YOUR TASK >> Select and copy out every line in the records containing "with".

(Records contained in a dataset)
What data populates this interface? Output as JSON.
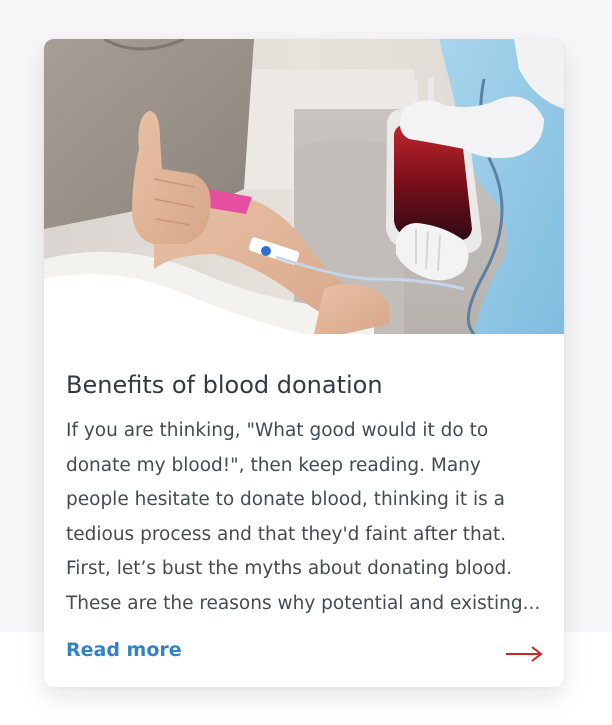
{
  "card": {
    "image_alt": "Patient giving thumbs up while donating blood, nurse holding blood bag",
    "title": "Benefits of blood donation",
    "excerpt": "If you are thinking, \"What good would it do to donate my blood!\", then keep reading. Many people hesitate to donate blood, thinking it is a tedious process and that they'd faint after that. First, let’s bust the myths about donating blood. These are the reasons why potential and existing...",
    "read_more_label": "Read more",
    "arrow_icon": "arrow-right-icon"
  },
  "colors": {
    "link": "#3383c2",
    "arrow": "#c8262c",
    "title": "#333a40",
    "text": "#454b52"
  }
}
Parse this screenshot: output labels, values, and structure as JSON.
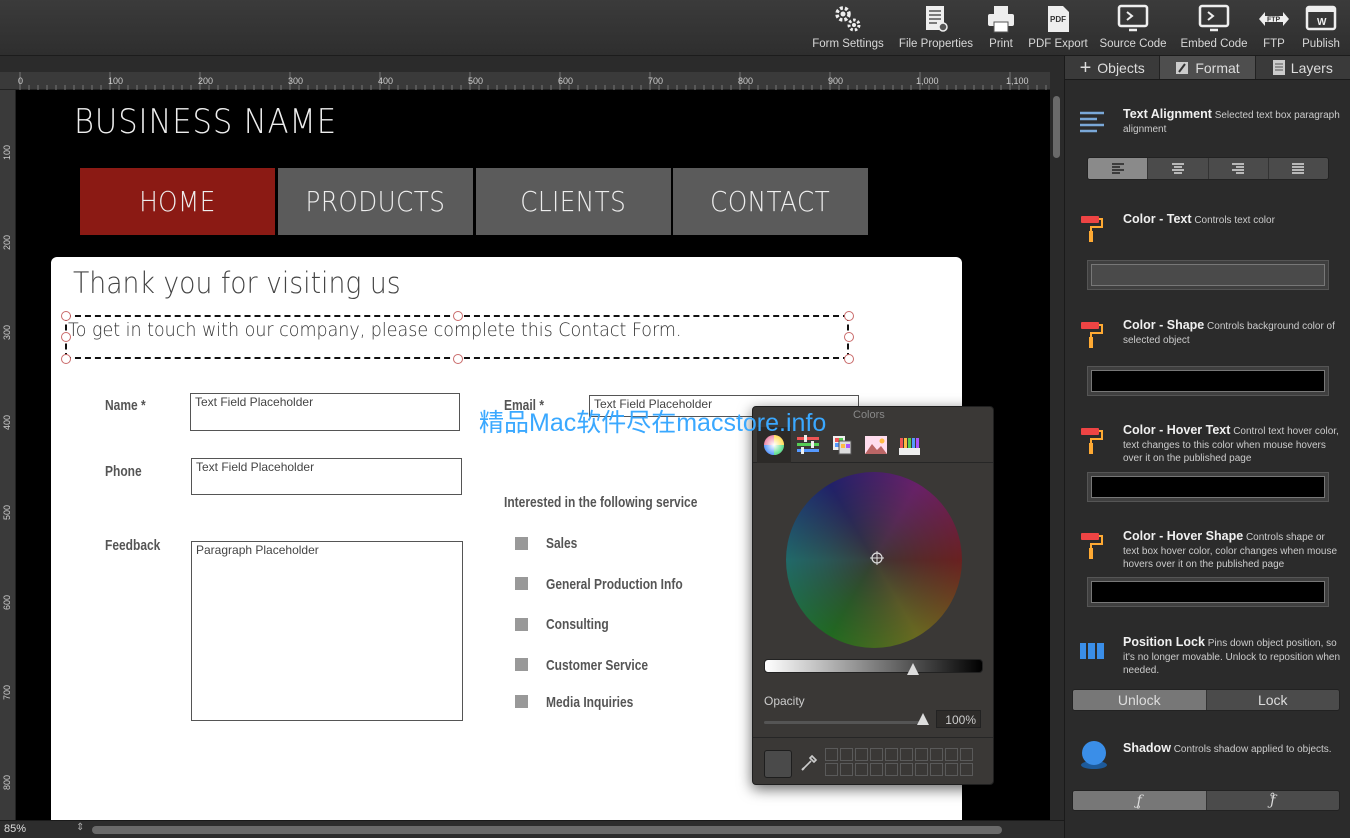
{
  "toolbar": {
    "items": [
      {
        "label": "Form Settings",
        "icon": "gears-icon"
      },
      {
        "label": "File Properties",
        "icon": "file-properties-icon"
      },
      {
        "label": "Print",
        "icon": "printer-icon"
      },
      {
        "label": "PDF Export",
        "icon": "pdf-icon"
      },
      {
        "label": "Source Code",
        "icon": "source-code-icon"
      },
      {
        "label": "Embed Code",
        "icon": "embed-code-icon"
      },
      {
        "label": "FTP",
        "icon": "ftp-icon"
      },
      {
        "label": "Publish",
        "icon": "publish-icon"
      }
    ]
  },
  "ruler": {
    "top": [
      "0",
      "100",
      "200",
      "300",
      "400",
      "500",
      "600",
      "700",
      "800",
      "900",
      "1,000",
      "1,100"
    ],
    "left": [
      "100",
      "200",
      "300",
      "400",
      "500",
      "600",
      "700",
      "800"
    ]
  },
  "canvas": {
    "business_name": "BUSINESS NAME",
    "nav": [
      "HOME",
      "PRODUCTS",
      "CLIENTS",
      "CONTACT"
    ],
    "nav_active_color": "#8b1a14",
    "nav_color": "#5b5b5b",
    "heading": "Thank you for visiting us",
    "intro": "To get in touch with our company, please complete this Contact Form.",
    "form": {
      "name_label": "Name *",
      "name_placeholder": "Text Field Placeholder",
      "phone_label": "Phone",
      "phone_placeholder": "Text Field Placeholder",
      "feedback_label": "Feedback",
      "feedback_placeholder": "Paragraph Placeholder",
      "email_label": "Email *",
      "email_placeholder": "Text Field Placeholder",
      "services_heading": "Interested in the following service",
      "services": [
        "Sales",
        "General Production Info",
        "Consulting",
        "Customer Service",
        "Media Inquiries"
      ]
    }
  },
  "watermark": "精品Mac软件尽在macstore.info",
  "color_picker": {
    "title": "Colors",
    "tabs": [
      "color-wheel-icon",
      "color-sliders-icon",
      "color-palettes-icon",
      "image-palettes-icon",
      "pencils-icon"
    ],
    "opacity_label": "Opacity",
    "opacity_value": "100%",
    "opacity": 1.0
  },
  "status": {
    "zoom": "85%"
  },
  "panel": {
    "tabs": [
      {
        "label": "Objects",
        "icon": "plus-icon"
      },
      {
        "label": "Format",
        "icon": "format-icon"
      },
      {
        "label": "Layers",
        "icon": "layers-icon"
      }
    ],
    "active_tab": "Format",
    "sections": {
      "text_alignment": {
        "title": "Text Alignment",
        "desc": "Selected text box paragraph alignment"
      },
      "color_text": {
        "title": "Color - Text",
        "desc": "Controls text color",
        "value": "#4a4a4a"
      },
      "color_shape": {
        "title": "Color - Shape",
        "desc": "Controls background color of selected object",
        "value": "#000000"
      },
      "color_hover_text": {
        "title": "Color - Hover Text",
        "desc": "Control text hover color, text changes to this color when mouse hovers over it on the published page",
        "value": "#000000"
      },
      "color_hover_shape": {
        "title": "Color - Hover Shape",
        "desc": "Controls shape or text box hover color, color changes when mouse hovers over it on the published page",
        "value": "#000000"
      },
      "position_lock": {
        "title": "Position Lock",
        "desc": "Pins down object position, so it's no longer movable.  Unlock to reposition when needed.",
        "unlock": "Unlock",
        "lock": "Lock"
      },
      "shadow": {
        "title": "Shadow",
        "desc": "Controls shadow applied to objects."
      }
    }
  }
}
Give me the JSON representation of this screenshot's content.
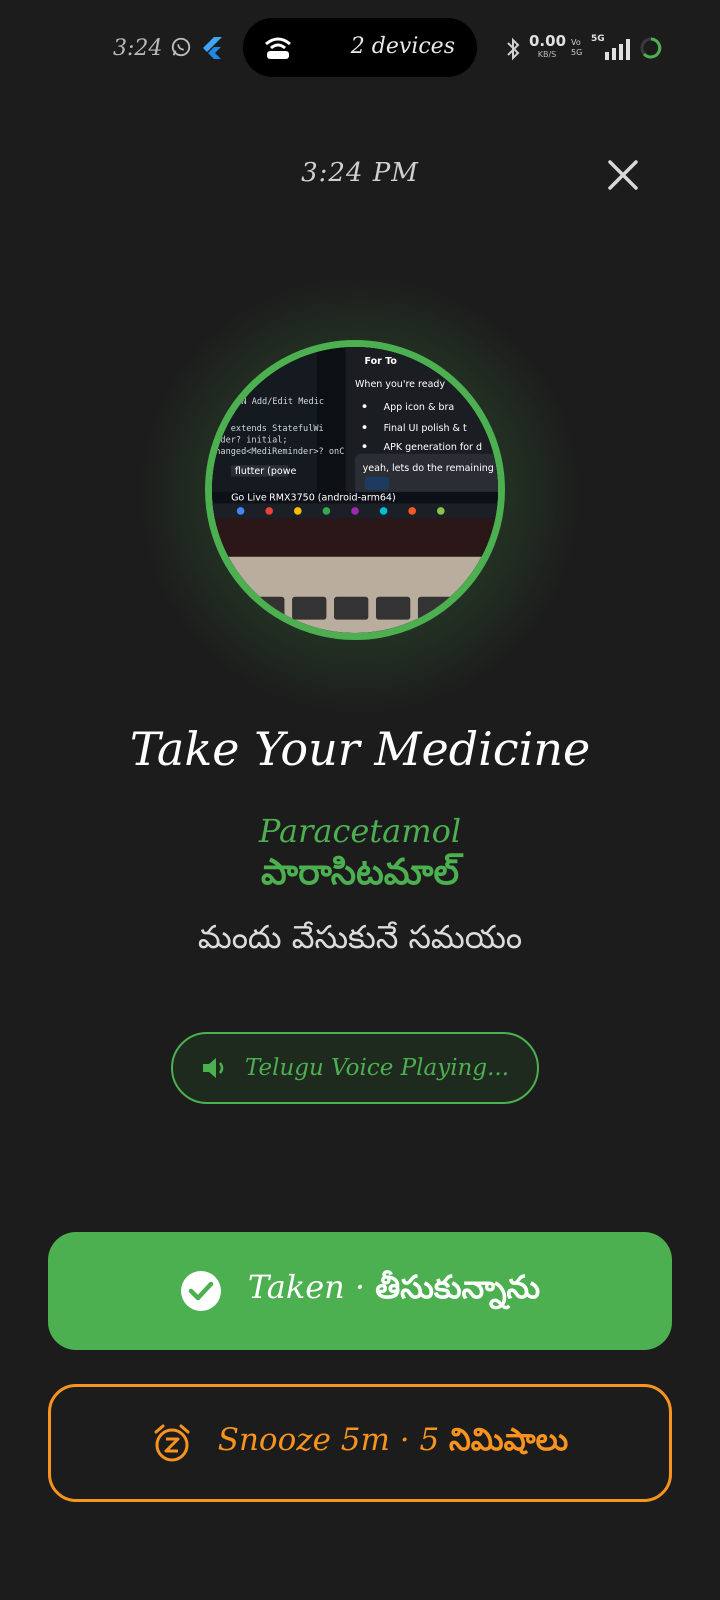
{
  "status_bar": {
    "time": "3:24",
    "pill_text": "2 devices",
    "net_speed": "0.00",
    "net_unit": "KB/S",
    "network_type": "5G",
    "icons": [
      "whatsapp-icon",
      "flutter-icon",
      "hotspot-icon",
      "bluetooth-icon",
      "signal-icon",
      "battery-icon"
    ]
  },
  "header": {
    "time": "3:24 PM",
    "close_icon": "close-icon"
  },
  "photo": {
    "code_lines": [
      "ERN Add/Edit Medic",
      "age extends StatefulWi",
      "inder? initial;",
      "Changed<MediReminder>? onC"
    ],
    "panel_title": "For To",
    "panel_lines": [
      "When you're ready",
      "App icon & bra",
      "Final UI polish & t",
      "APK generation for d"
    ],
    "chat_text": "yeah, lets do the remaining",
    "taskbar_label": "Go Live",
    "terminal_tab": "flutter (powe",
    "device_label": "RMX3750 (android-arm64)"
  },
  "title": "Take Your Medicine",
  "medicine": {
    "name_en": "Paracetamol",
    "name_te": "పారాసిటమాల్"
  },
  "subtitle": "మందు వేసుకునే సమయం",
  "voice_status": "Telugu Voice Playing...",
  "buttons": {
    "taken_en": "Taken · ",
    "taken_te": "తీసుకున్నాను",
    "snooze_en": "Snooze 5m · 5 ",
    "snooze_te": "నిమిషాలు"
  },
  "colors": {
    "background": "#1c1c1c",
    "accent_green": "#4caf50",
    "accent_orange": "#f7931e"
  }
}
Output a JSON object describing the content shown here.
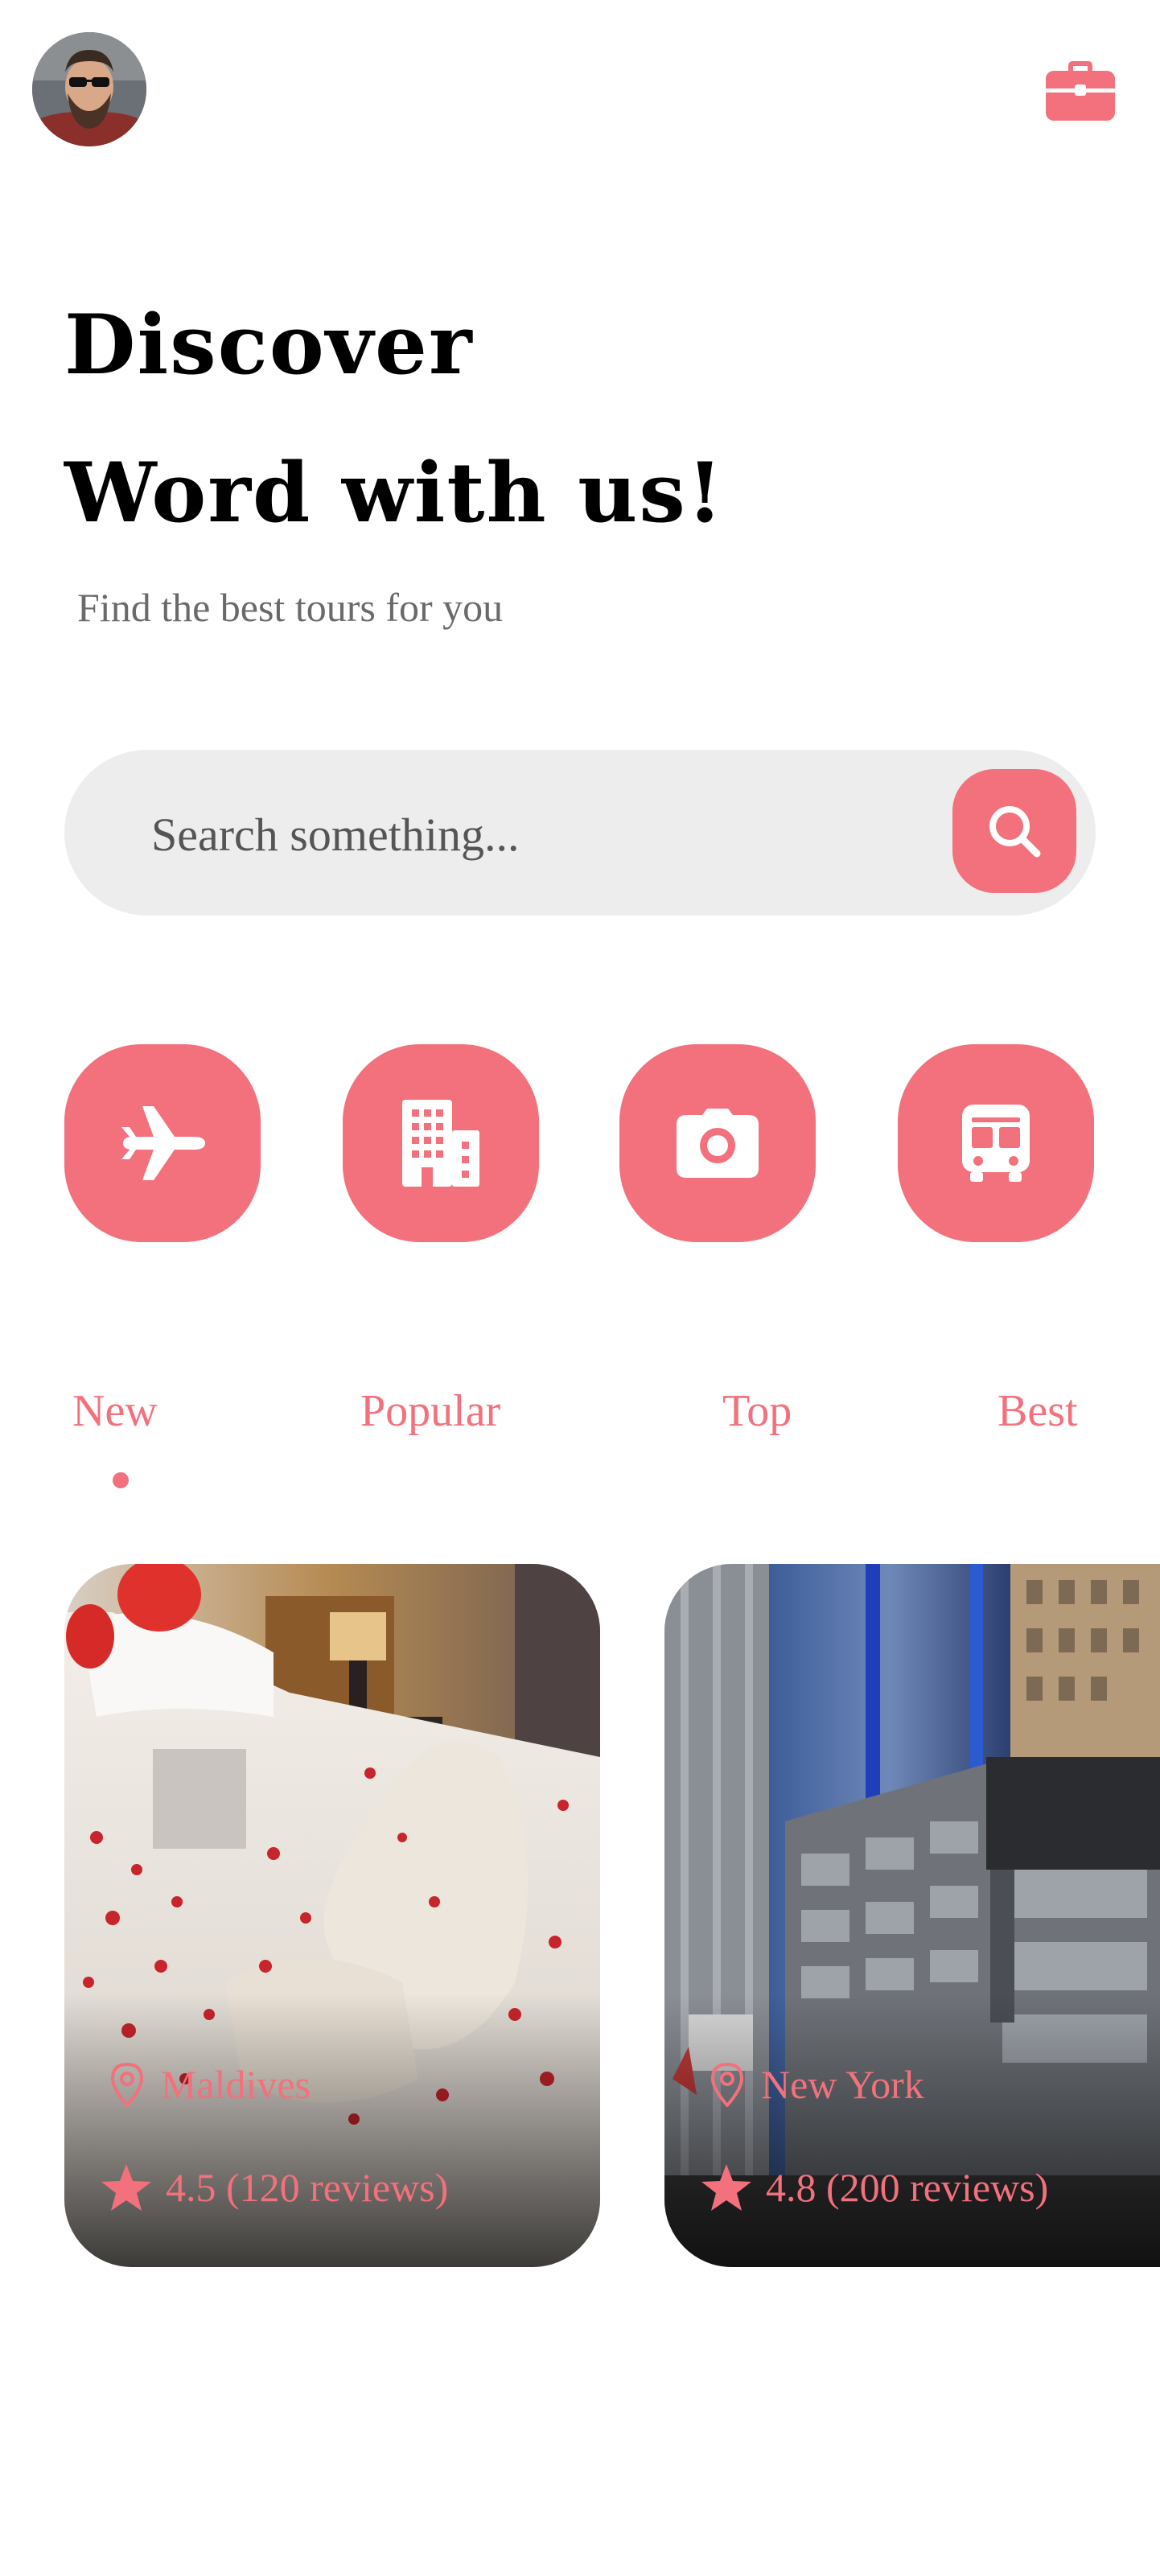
{
  "header": {
    "avatar_icon": "user-avatar",
    "bag_icon": "briefcase-icon",
    "accent_color": "#f2717c"
  },
  "hero": {
    "title_line1": "Discover",
    "title_line2": "Word with us!",
    "subtitle": "Find the best tours for you"
  },
  "search": {
    "placeholder": "Search something...",
    "button_icon": "search-icon"
  },
  "categories": [
    {
      "icon": "airplane-icon"
    },
    {
      "icon": "hotel-building-icon"
    },
    {
      "icon": "camera-icon"
    },
    {
      "icon": "bus-icon"
    }
  ],
  "tabs": [
    {
      "label": "New",
      "active": true
    },
    {
      "label": "Popular",
      "active": false
    },
    {
      "label": "Top",
      "active": false
    },
    {
      "label": "Best",
      "active": false
    }
  ],
  "cards": [
    {
      "location": "Maldives",
      "rating": "4.5 (120 reviews)",
      "image": "hotel-room-bed-rose-petals"
    },
    {
      "location": "New York",
      "rating": "4.8 (200 reviews)",
      "image": "westin-hotel-skyscraper"
    }
  ]
}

RESPONSE BELOW >>
    "intro": "To get in touch with our company, please complete this Contact Form.",
    "title_line2": "Word with us!",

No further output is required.